● Exercise requirements: Please repeat all of the lines that follow, exactly as written.

━━━━━━━━━━

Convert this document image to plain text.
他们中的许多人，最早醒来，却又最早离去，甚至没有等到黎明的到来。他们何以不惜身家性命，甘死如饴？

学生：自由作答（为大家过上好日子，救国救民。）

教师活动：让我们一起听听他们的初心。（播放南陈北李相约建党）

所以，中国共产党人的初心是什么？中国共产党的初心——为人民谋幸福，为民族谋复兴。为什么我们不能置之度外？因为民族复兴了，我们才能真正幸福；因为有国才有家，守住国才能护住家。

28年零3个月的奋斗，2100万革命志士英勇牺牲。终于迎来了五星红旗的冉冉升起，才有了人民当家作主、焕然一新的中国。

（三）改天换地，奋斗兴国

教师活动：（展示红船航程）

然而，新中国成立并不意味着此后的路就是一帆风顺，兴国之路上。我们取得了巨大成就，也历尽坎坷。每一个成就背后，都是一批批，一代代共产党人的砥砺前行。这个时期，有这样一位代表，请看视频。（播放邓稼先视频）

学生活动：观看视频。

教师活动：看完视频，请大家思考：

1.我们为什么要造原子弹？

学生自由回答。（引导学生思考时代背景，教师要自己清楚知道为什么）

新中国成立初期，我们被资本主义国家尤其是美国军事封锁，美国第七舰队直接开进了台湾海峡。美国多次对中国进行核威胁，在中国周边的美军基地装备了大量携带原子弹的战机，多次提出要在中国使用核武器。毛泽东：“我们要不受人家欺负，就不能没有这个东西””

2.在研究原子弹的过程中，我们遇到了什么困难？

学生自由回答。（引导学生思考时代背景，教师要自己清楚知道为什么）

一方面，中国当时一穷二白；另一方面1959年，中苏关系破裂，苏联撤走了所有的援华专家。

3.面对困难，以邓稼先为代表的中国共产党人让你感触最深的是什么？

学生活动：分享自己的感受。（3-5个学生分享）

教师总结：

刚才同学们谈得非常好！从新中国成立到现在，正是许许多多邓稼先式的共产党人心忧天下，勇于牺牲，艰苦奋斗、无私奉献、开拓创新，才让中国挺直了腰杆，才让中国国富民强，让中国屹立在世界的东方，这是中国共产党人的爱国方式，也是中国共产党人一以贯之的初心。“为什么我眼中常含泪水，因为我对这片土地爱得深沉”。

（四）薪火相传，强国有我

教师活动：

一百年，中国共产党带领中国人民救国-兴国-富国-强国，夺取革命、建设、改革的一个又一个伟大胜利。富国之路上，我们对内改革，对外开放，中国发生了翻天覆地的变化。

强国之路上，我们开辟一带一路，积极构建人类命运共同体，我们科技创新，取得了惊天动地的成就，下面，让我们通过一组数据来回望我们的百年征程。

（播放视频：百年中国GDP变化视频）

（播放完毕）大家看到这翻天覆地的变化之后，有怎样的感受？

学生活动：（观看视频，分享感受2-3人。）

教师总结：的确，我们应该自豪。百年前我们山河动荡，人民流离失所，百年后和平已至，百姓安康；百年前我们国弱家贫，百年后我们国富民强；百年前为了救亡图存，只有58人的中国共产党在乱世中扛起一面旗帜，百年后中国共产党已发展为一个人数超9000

━━━━━━━━━━

● Worked answer:
Convert this document image to plain text.
他们中的许多人，最早醒来，却又最早离去，甚至没有等到黎明的到来。他们何以不惜身家性命，甘死如饴？

学生：自由作答（为大家过上好日子，救国救民。）

教师活动：让我们一起听听他们的初心。（播放南陈北李相约建党）

所以，中国共产党人的初心是什么？中国共产党的初心——为人民谋幸福，为民族谋复兴。为什么我们不能置之度外？因为民族复兴了，我们才能真正幸福；因为有国才有家，守住国才能护住家。

28年零3个月的奋斗，2100万革命志士英勇牺牲。终于迎来了五星红旗的冉冉升起，才有了人民当家作主、焕然一新的中国。

（三）改天换地，奋斗兴国

教师活动：（展示红船航程）

然而，新中国成立并不意味着此后的路就是一帆风顺，兴国之路上。我们取得了巨大成就，也历尽坎坷。每一个成就背后，都是一批批，一代代共产党人的砥砺前行。这个时期，有这样一位代表，请看视频。（播放邓稼先视频）

学生活动：观看视频。

教师活动：看完视频，请大家思考：

1.我们为什么要造原子弹？

学生自由回答。（引导学生思考时代背景，教师要自己清楚知道为什么）

新中国成立初期，我们被资本主义国家尤其是美国军事封锁，美国第七舰队直接开进了台湾海峡。美国多次对中国进行核威胁，在中国周边的美军基地装备了大量携带原子弹的战机，多次提出要在中国使用核武器。毛泽东：“我们要不受人家欺负，就不能没有这个东西””

2.在研究原子弹的过程中，我们遇到了什么困难？

学生自由回答。（引导学生思考时代背景，教师要自己清楚知道为什么）

一方面，中国当时一穷二白；另一方面1959年，中苏关系破裂，苏联撤走了所有的援华专家。

3.面对困难，以邓稼先为代表的中国共产党人让你感触最深的是什么？

学生活动：分享自己的感受。（3-5个学生分享）

教师总结：

刚才同学们谈得非常好！从新中国成立到现在，正是许许多多邓稼先式的共产党人心忧天下，勇于牺牲，艰苦奋斗、无私奉献、开拓创新，才让中国挺直了腰杆，才让中国国富民强，让中国屹立在世界的东方，这是中国共产党人的爱国方式，也是中国共产党人一以贯之的初心。“为什么我眼中常含泪水，因为我对这片土地爱得深沉”。

（四）薪火相传，强国有我

教师活动：

一百年，中国共产党带领中国人民救国-兴国-富国-强国，夺取革命、建设、改革的一个又一个伟大胜利。富国之路上，我们对内改革，对外开放，中国发生了翻天覆地的变化。

强国之路上，我们开辟一带一路，积极构建人类命运共同体，我们科技创新，取得了惊天动地的成就，下面，让我们通过一组数据来回望我们的百年征程。

（播放视频：百年中国GDP变化视频）

（播放完毕）大家看到这翻天覆地的变化之后，有怎样的感受？

学生活动：（观看视频，分享感受2-3人。）

教师总结：的确，我们应该自豪。百年前我们山河动荡，人民流离失所，百年后和平已至，百姓安康；百年前我们国弱家贫，百年后我们国富民强；百年前为了救亡图存，只有58人的中国共产党在乱世中扛起一面旗帜，百年后中国共产党已发展为一个人数超9000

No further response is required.